┌─ Records supplied

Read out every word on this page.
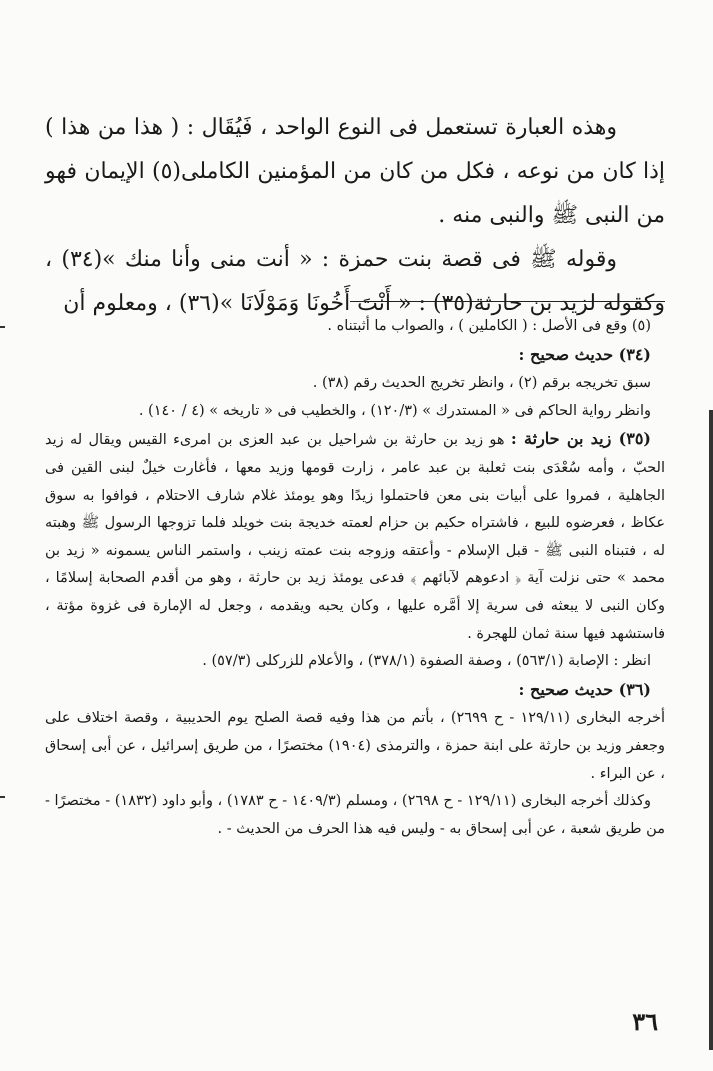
وهذه العبارة تستعمل فى النوع الواحد ، فَيُقَال : ( هذا من هذا ) إذا كان من نوعه ، فكل من كان من المؤمنين الكاملى(٥) الإيمان فهو من النبى ﷺ والنبى منه .

وقوله ﷺ فى قصة بنت حمزة : « أنت منى وأنا منك »(٣٤) ، وكقوله لزيد بن حارثة(٣٥) : « أَنْتَ أَخُونَا وَمَوْلَانَا »(٣٦) ، ومعلوم أن

(٥) وقع فى الأصل : ( الكاملين ) ، والصواب ما أثبتناه .

(٣٤) حديث صحيح :

سبق تخريجه برقم (٢) ، وانظر تخريج الحديث رقم (٣٨) .

وانظر رواية الحاكم فى « المستدرك » (١٢٠/٣) ، والخطيب فى « تاريخه » (٤ / ١٤٠) .

(٣٥) زيد بن حارثة : هو زيد بن حارثة بن شراحيل بن عبد العزى بن امرىء القيس ويقال له زيد الحبّ ، وأمه سُعْدَى بنت ثعلبة بن عبد عامر ، زارت قومها وزيد معها ، فأغارت خيلٌ لبنى القين فى الجاهلية ، فمروا على أبيات بنى معن فاحتملوا زيدًا وهو يومئذ غلام شارف الاحتلام ، فوافوا به سوق عكاظ ، فعرضوه للبيع ، فاشتراه حكيم بن حزام لعمته خديجة بنت خويلد فلما تزوجها الرسول ﷺ وهبته له ، فتبناه النبى ﷺ - قبل الإسلام - وأعتقه وزوجه بنت عمته زينب ، واستمر الناس يسمونه « زيد بن محمد » حتى نزلت آية ﴿ ادعوهم لآبائهم ﴾ فدعى يومئذ زيد بن حارثة ، وهو من أقدم الصحابة إسلامًا ، وكان النبى لا يبعثه فى سرية إلا أمَّره عليها ، وكان يحبه ويقدمه ، وجعل له الإمارة فى غزوة مؤتة ، فاستشهد فيها سنة ثمان للهجرة .

انظر : الإصابة (٥٦٣/١) ، وصفة الصفوة (٣٧٨/١) ، والأعلام للزركلى (٥٧/٣) .

(٣٦) حديث صحيح :

أخرجه البخارى (١٢٩/١١ - ح ٢٦٩٩) ، بأتم من هذا وفيه قصة الصلح يوم الحديبية ، وقصة اختلاف على وجعفر وزيد بن حارثة على ابنة حمزة ، والترمذى (١٩٠٤) مختصرًا ، من طريق إسرائيل ، عن أبى إسحاق ، عن البراء .

وكذلك أخرجه البخارى (١٢٩/١١ - ح ٢٦٩٨) ، ومسلم (١٤٠٩/٣ - ح ١٧٨٣) ، وأبو داود (١٨٣٢) - مختصرًا - من طريق شعبة ، عن أبى إسحاق به - وليس فيه هذا الحرف من الحديث - .

٣٦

└─

◆ Problem description ◆
Leave images out of the retyped records; keep all else exact.

◆ Response for this exercise ◆
Read out every word on this page.
وهذه العبارة تستعمل فى النوع الواحد ، فَيُقَال : ( هذا من هذا ) إذا كان من نوعه ، فكل من كان من المؤمنين الكاملى(٥) الإيمان فهو من النبى ﷺ والنبى منه .

وقوله ﷺ فى قصة بنت حمزة : « أنت منى وأنا منك »(٣٤) ، وكقوله لزيد بن حارثة(٣٥) : « أَنْتَ أَخُونَا وَمَوْلَانَا »(٣٦) ، ومعلوم أن

(٥) وقع فى الأصل : ( الكاملين ) ، والصواب ما أثبتناه .

(٣٤) حديث صحيح :

سبق تخريجه برقم (٢) ، وانظر تخريج الحديث رقم (٣٨) .

وانظر رواية الحاكم فى « المستدرك » (١٢٠/٣) ، والخطيب فى « تاريخه » (٤ / ١٤٠) .

(٣٥) زيد بن حارثة : هو زيد بن حارثة بن شراحيل بن عبد العزى بن امرىء القيس ويقال له زيد الحبّ ، وأمه سُعْدَى بنت ثعلبة بن عبد عامر ، زارت قومها وزيد معها ، فأغارت خيلٌ لبنى القين فى الجاهلية ، فمروا على أبيات بنى معن فاحتملوا زيدًا وهو يومئذ غلام شارف الاحتلام ، فوافوا به سوق عكاظ ، فعرضوه للبيع ، فاشتراه حكيم بن حزام لعمته خديجة بنت خويلد فلما تزوجها الرسول ﷺ وهبته له ، فتبناه النبى ﷺ - قبل الإسلام - وأعتقه وزوجه بنت عمته زينب ، واستمر الناس يسمونه « زيد بن محمد » حتى نزلت آية ﴿ ادعوهم لآبائهم ﴾ فدعى يومئذ زيد بن حارثة ، وهو من أقدم الصحابة إسلامًا ، وكان النبى لا يبعثه فى سرية إلا أمَّره عليها ، وكان يحبه ويقدمه ، وجعل له الإمارة فى غزوة مؤتة ، فاستشهد فيها سنة ثمان للهجرة .

انظر : الإصابة (٥٦٣/١) ، وصفة الصفوة (٣٧٨/١) ، والأعلام للزركلى (٥٧/٣) .

(٣٦) حديث صحيح :

أخرجه البخارى (١٢٩/١١ - ح ٢٦٩٩) ، بأتم من هذا وفيه قصة الصلح يوم الحديبية ، وقصة اختلاف على وجعفر وزيد بن حارثة على ابنة حمزة ، والترمذى (١٩٠٤) مختصرًا ، من طريق إسرائيل ، عن أبى إسحاق ، عن البراء .

وكذلك أخرجه البخارى (١٢٩/١١ - ح ٢٦٩٨) ، ومسلم (١٤٠٩/٣ - ح ١٧٨٣) ، وأبو داود (١٨٣٢) - مختصرًا - من طريق شعبة ، عن أبى إسحاق به - وليس فيه هذا الحرف من الحديث - .

٣٦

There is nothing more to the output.